* begin *

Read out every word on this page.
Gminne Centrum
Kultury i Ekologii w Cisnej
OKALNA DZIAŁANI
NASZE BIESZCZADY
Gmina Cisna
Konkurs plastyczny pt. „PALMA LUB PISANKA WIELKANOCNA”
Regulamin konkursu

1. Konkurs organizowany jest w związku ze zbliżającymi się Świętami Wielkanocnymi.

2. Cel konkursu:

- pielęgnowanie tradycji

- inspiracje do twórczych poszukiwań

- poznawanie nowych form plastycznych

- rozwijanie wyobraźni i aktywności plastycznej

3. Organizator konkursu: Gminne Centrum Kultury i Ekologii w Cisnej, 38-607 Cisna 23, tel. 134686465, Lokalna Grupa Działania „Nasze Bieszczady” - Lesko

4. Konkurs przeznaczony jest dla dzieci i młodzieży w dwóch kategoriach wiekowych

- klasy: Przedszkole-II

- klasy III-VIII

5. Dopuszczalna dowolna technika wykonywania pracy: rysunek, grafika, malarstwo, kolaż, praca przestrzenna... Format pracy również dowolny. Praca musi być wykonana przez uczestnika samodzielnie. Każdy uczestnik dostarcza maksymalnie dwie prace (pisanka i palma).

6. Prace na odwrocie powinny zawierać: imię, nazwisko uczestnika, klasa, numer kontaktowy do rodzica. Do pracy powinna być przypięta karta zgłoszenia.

* end *

> TASK INSTRUCTIONS: Take the entries and copy them out exactly.

> WRITTEN ANSWER:
Read out every word on this page.
Gminne Centrum
Kultury i Ekologii w Cisnej
OKALNA DZIAŁANI
NASZE BIESZCZADY
Gmina Cisna
Konkurs plastyczny pt. „PALMA LUB PISANKA WIELKANOCNA”
Regulamin konkursu

1. Konkurs organizowany jest w związku ze zbliżającymi się Świętami Wielkanocnymi.

2. Cel konkursu:

- pielęgnowanie tradycji

- inspiracje do twórczych poszukiwań

- poznawanie nowych form plastycznych

- rozwijanie wyobraźni i aktywności plastycznej

3. Organizator konkursu: Gminne Centrum Kultury i Ekologii w Cisnej, 38-607 Cisna 23, tel. 134686465, Lokalna Grupa Działania „Nasze Bieszczady” - Lesko

4. Konkurs przeznaczony jest dla dzieci i młodzieży w dwóch kategoriach wiekowych

- klasy: Przedszkole-II

- klasy III-VIII

5. Dopuszczalna dowolna technika wykonywania pracy: rysunek, grafika, malarstwo, kolaż, praca przestrzenna... Format pracy również dowolny. Praca musi być wykonana przez uczestnika samodzielnie. Każdy uczestnik dostarcza maksymalnie dwie prace (pisanka i palma).

6. Prace na odwrocie powinny zawierać: imię, nazwisko uczestnika, klasa, numer kontaktowy do rodzica. Do pracy powinna być przypięta karta zgłoszenia.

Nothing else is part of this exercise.